:: GOAL OF THE EXERCISE ::
Turn every line of the records below into a numbered list, leaving out blank lines and the pictures.

:: DATASET CONTENT ::
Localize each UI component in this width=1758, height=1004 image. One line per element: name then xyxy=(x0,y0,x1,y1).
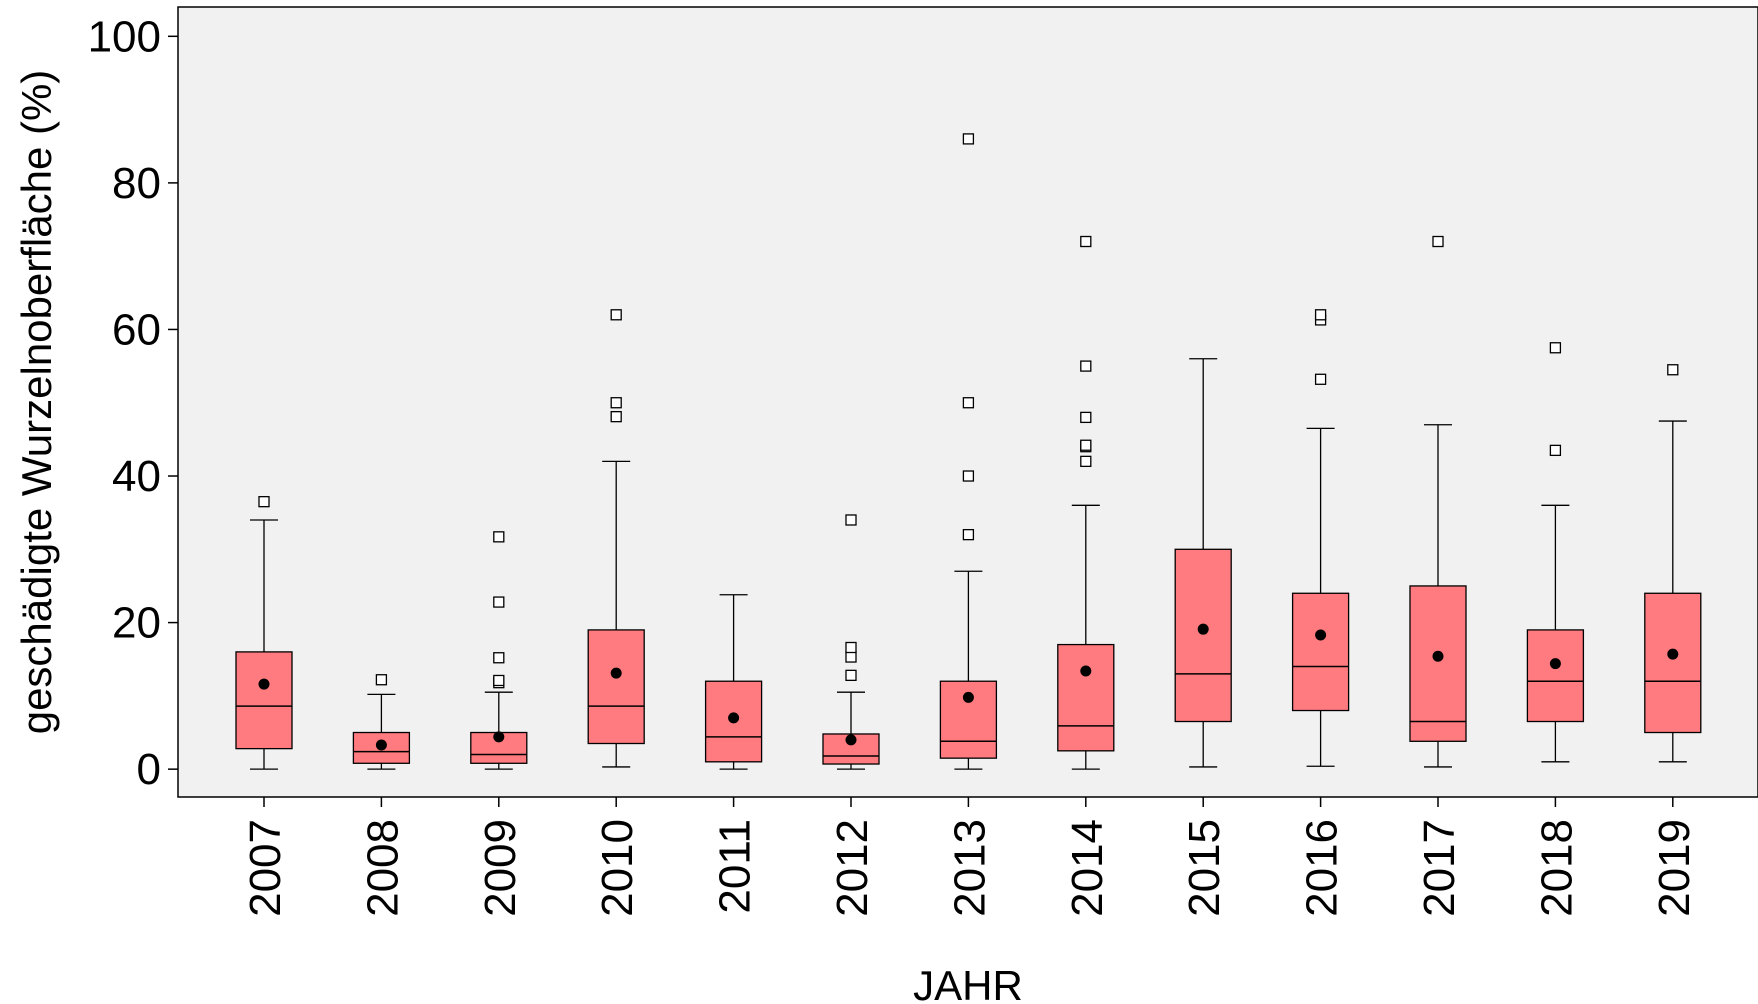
mean-point xyxy=(1080,665,1092,677)
box-iqr xyxy=(1291,592,1350,712)
mean-point xyxy=(1667,648,1679,660)
box-2012 xyxy=(822,514,880,770)
box-2019 xyxy=(1644,364,1702,763)
outlier-point xyxy=(962,528,975,541)
x-tick-label: 2011 xyxy=(711,819,760,914)
mean-point xyxy=(845,734,857,746)
box-iqr xyxy=(822,733,880,765)
outlier-point xyxy=(845,514,857,526)
x-axis: 2007 2008 2009 2010 2011 2012 2013 2014 2015 2016… xyxy=(241,797,1699,917)
box-iqr xyxy=(1409,585,1467,742)
outlier-point xyxy=(1080,411,1092,424)
x-tick-label: 2013 xyxy=(945,819,994,917)
y-tick-label: 100 xyxy=(88,12,161,61)
outlier-point xyxy=(610,309,622,321)
box-2008 xyxy=(352,674,411,770)
outlier-point xyxy=(1080,439,1092,451)
outlier-point xyxy=(493,596,505,608)
x-tick-label: 2019 xyxy=(1650,819,1699,917)
box-2014 xyxy=(1057,235,1115,770)
box-iqr xyxy=(587,629,645,745)
x-tick-label: 2010 xyxy=(593,819,642,917)
box-series xyxy=(235,133,1702,770)
x-axis-title: JAHR xyxy=(913,962,1023,1004)
outlier-point xyxy=(493,674,505,687)
outlier-point xyxy=(1432,235,1444,248)
outlier-point xyxy=(375,674,388,686)
mean-point xyxy=(610,667,622,679)
mean-point xyxy=(1197,623,1209,635)
outlier-point xyxy=(493,652,505,664)
x-tick-label: 2017 xyxy=(1415,819,1464,917)
x-tick-label: 2012 xyxy=(828,819,877,917)
y-axis-title: geschädigte Wurzelnoberfläche (%) xyxy=(13,70,60,735)
outlier-point xyxy=(1080,360,1092,372)
x-tick-label: 2016 xyxy=(1298,819,1347,917)
mean-point xyxy=(493,731,505,743)
outlier-point xyxy=(1549,444,1562,457)
box-2010 xyxy=(587,309,645,768)
outlier-point xyxy=(845,669,857,681)
box-2017 xyxy=(1409,235,1467,768)
y-tick-label: 80 xyxy=(112,159,161,208)
outlier-point xyxy=(1080,455,1092,468)
outlier-point xyxy=(1549,342,1562,354)
box-iqr xyxy=(1174,548,1232,723)
outlier-point xyxy=(258,496,270,508)
outlier-point xyxy=(962,397,975,409)
mean-point xyxy=(258,678,270,690)
outlier-point xyxy=(1667,364,1679,376)
box-2007 xyxy=(235,496,293,770)
box-2013 xyxy=(939,133,998,770)
outlier-point xyxy=(1314,373,1327,385)
mean-point xyxy=(728,712,740,724)
x-tick-label: 2007 xyxy=(241,819,290,917)
mean-point xyxy=(962,691,974,703)
outlier-point xyxy=(1080,235,1092,248)
x-tick-label: 2008 xyxy=(358,819,407,917)
mean-point xyxy=(375,739,387,751)
box-iqr xyxy=(1526,629,1585,723)
box-iqr xyxy=(1644,592,1702,734)
box-2009 xyxy=(470,531,528,770)
box-2016 xyxy=(1291,309,1350,767)
x-tick-label: 2015 xyxy=(1180,819,1229,917)
x-tick-label: 2014 xyxy=(1063,819,1112,917)
y-tick-label: 0 xyxy=(137,745,161,794)
outlier-point xyxy=(845,641,857,654)
x-tick-label: 2018 xyxy=(1532,819,1581,917)
y-axis: 0 20 40 60 80 100 xyxy=(88,12,178,794)
outlier-point xyxy=(610,411,622,423)
box-iqr xyxy=(1057,643,1115,752)
outlier-point xyxy=(493,531,505,543)
y-tick-label: 20 xyxy=(112,599,161,648)
mean-point xyxy=(1315,629,1327,641)
outlier-point xyxy=(845,651,857,663)
y-tick-label: 40 xyxy=(112,452,161,501)
outlier-point xyxy=(962,470,975,482)
outlier-point xyxy=(1314,309,1327,321)
outlier-point xyxy=(610,397,622,409)
box-2018 xyxy=(1526,342,1585,763)
box-2011 xyxy=(704,594,763,770)
y-tick-label: 60 xyxy=(112,305,161,354)
mean-point xyxy=(1549,658,1561,670)
outlier-point xyxy=(962,133,975,145)
x-tick-label: 2009 xyxy=(476,819,525,917)
box-2015 xyxy=(1174,358,1232,768)
mean-point xyxy=(1432,650,1444,662)
box-iqr xyxy=(235,651,293,750)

:: RESPONSE ::
1. Localize each UI component in this width=1758, height=1004 image. One line per element: name then xyxy=(x0,y0,x1,y1).
2. mean-point xyxy=(1080,665,1092,677)
3. box-iqr xyxy=(1291,592,1350,712)
4. mean-point xyxy=(1667,648,1679,660)
5. box-2012 xyxy=(822,514,880,770)
6. box-2019 xyxy=(1644,364,1702,763)
7. outlier-point xyxy=(962,528,975,541)
8. x-tick-label: 2011 xyxy=(711,819,760,914)
9. mean-point xyxy=(845,734,857,746)
10. box-iqr xyxy=(822,733,880,765)
11. outlier-point xyxy=(845,514,857,526)
12. x-axis: 2007 2008 2009 2010 2011 2012 2013 2014 2015 2016… xyxy=(241,797,1699,917)
13. box-iqr xyxy=(1409,585,1467,742)
14. outlier-point xyxy=(1080,411,1092,424)
15. x-tick-label: 2013 xyxy=(945,819,994,917)
16. y-tick-label: 100 xyxy=(88,12,161,61)
17. outlier-point xyxy=(610,309,622,321)
18. box-2008 xyxy=(352,674,411,770)
19. outlier-point xyxy=(1080,439,1092,451)
20. outlier-point xyxy=(493,596,505,608)
21. x-tick-label: 2019 xyxy=(1650,819,1699,917)
22. box-2014 xyxy=(1057,235,1115,770)
23. box-iqr xyxy=(587,629,645,745)
24. x-tick-label: 2010 xyxy=(593,819,642,917)
25. box-series xyxy=(235,133,1702,770)
26. x-axis-title: JAHR xyxy=(913,962,1023,1004)
27. outlier-point xyxy=(493,674,505,687)
28. outlier-point xyxy=(1432,235,1444,248)
29. outlier-point xyxy=(375,674,388,686)
30. mean-point xyxy=(610,667,622,679)
31. mean-point xyxy=(1197,623,1209,635)
32. outlier-point xyxy=(493,652,505,664)
33. x-tick-label: 2017 xyxy=(1415,819,1464,917)
34. x-tick-label: 2012 xyxy=(828,819,877,917)
35. y-axis-title: geschädigte Wurzelnoberfläche (%) xyxy=(13,70,60,735)
36. outlier-point xyxy=(1080,360,1092,372)
37. x-tick-label: 2016 xyxy=(1298,819,1347,917)
38. mean-point xyxy=(493,731,505,743)
39. outlier-point xyxy=(1549,444,1562,457)
40. box-2010 xyxy=(587,309,645,768)
41. outlier-point xyxy=(845,669,857,681)
42. box-2017 xyxy=(1409,235,1467,768)
43. y-tick-label: 80 xyxy=(112,159,161,208)
44. outlier-point xyxy=(1080,455,1092,468)
45. outlier-point xyxy=(1549,342,1562,354)
46. box-iqr xyxy=(1174,548,1232,723)
47. outlier-point xyxy=(258,496,270,508)
48. outlier-point xyxy=(962,397,975,409)
49. mean-point xyxy=(258,678,270,690)
50. outlier-point xyxy=(1667,364,1679,376)
51. box-2007 xyxy=(235,496,293,770)
52. box-2013 xyxy=(939,133,998,770)
53. outlier-point xyxy=(1314,373,1327,385)
54. mean-point xyxy=(728,712,740,724)
55. x-tick-label: 2007 xyxy=(241,819,290,917)
56. mean-point xyxy=(962,691,974,703)
57. outlier-point xyxy=(1080,235,1092,248)
58. x-tick-label: 2008 xyxy=(358,819,407,917)
59. mean-point xyxy=(375,739,387,751)
60. box-iqr xyxy=(1526,629,1585,723)
61. box-iqr xyxy=(1644,592,1702,734)
62. box-2009 xyxy=(470,531,528,770)
63. box-2016 xyxy=(1291,309,1350,767)
64. x-tick-label: 2015 xyxy=(1180,819,1229,917)
65. x-tick-label: 2014 xyxy=(1063,819,1112,917)
66. y-tick-label: 0 xyxy=(137,745,161,794)
67. outlier-point xyxy=(845,641,857,654)
68. x-tick-label: 2018 xyxy=(1532,819,1581,917)
69. y-axis: 0 20 40 60 80 100 xyxy=(88,12,178,794)
70. outlier-point xyxy=(610,411,622,423)
71. box-iqr xyxy=(1057,643,1115,752)
72. outlier-point xyxy=(493,531,505,543)
73. y-tick-label: 20 xyxy=(112,599,161,648)
74. mean-point xyxy=(1315,629,1327,641)
75. outlier-point xyxy=(845,651,857,663)
76. y-tick-label: 40 xyxy=(112,452,161,501)
77. outlier-point xyxy=(962,470,975,482)
78. outlier-point xyxy=(1314,309,1327,321)
79. outlier-point xyxy=(610,397,622,409)
80. box-2018 xyxy=(1526,342,1585,763)
81. box-2011 xyxy=(704,594,763,770)
82. y-tick-label: 60 xyxy=(112,305,161,354)
83. mean-point xyxy=(1549,658,1561,670)
84. outlier-point xyxy=(962,133,975,145)
85. x-tick-label: 2009 xyxy=(476,819,525,917)
86. box-2015 xyxy=(1174,358,1232,768)
87. mean-point xyxy=(1432,650,1444,662)
88. box-iqr xyxy=(235,651,293,750)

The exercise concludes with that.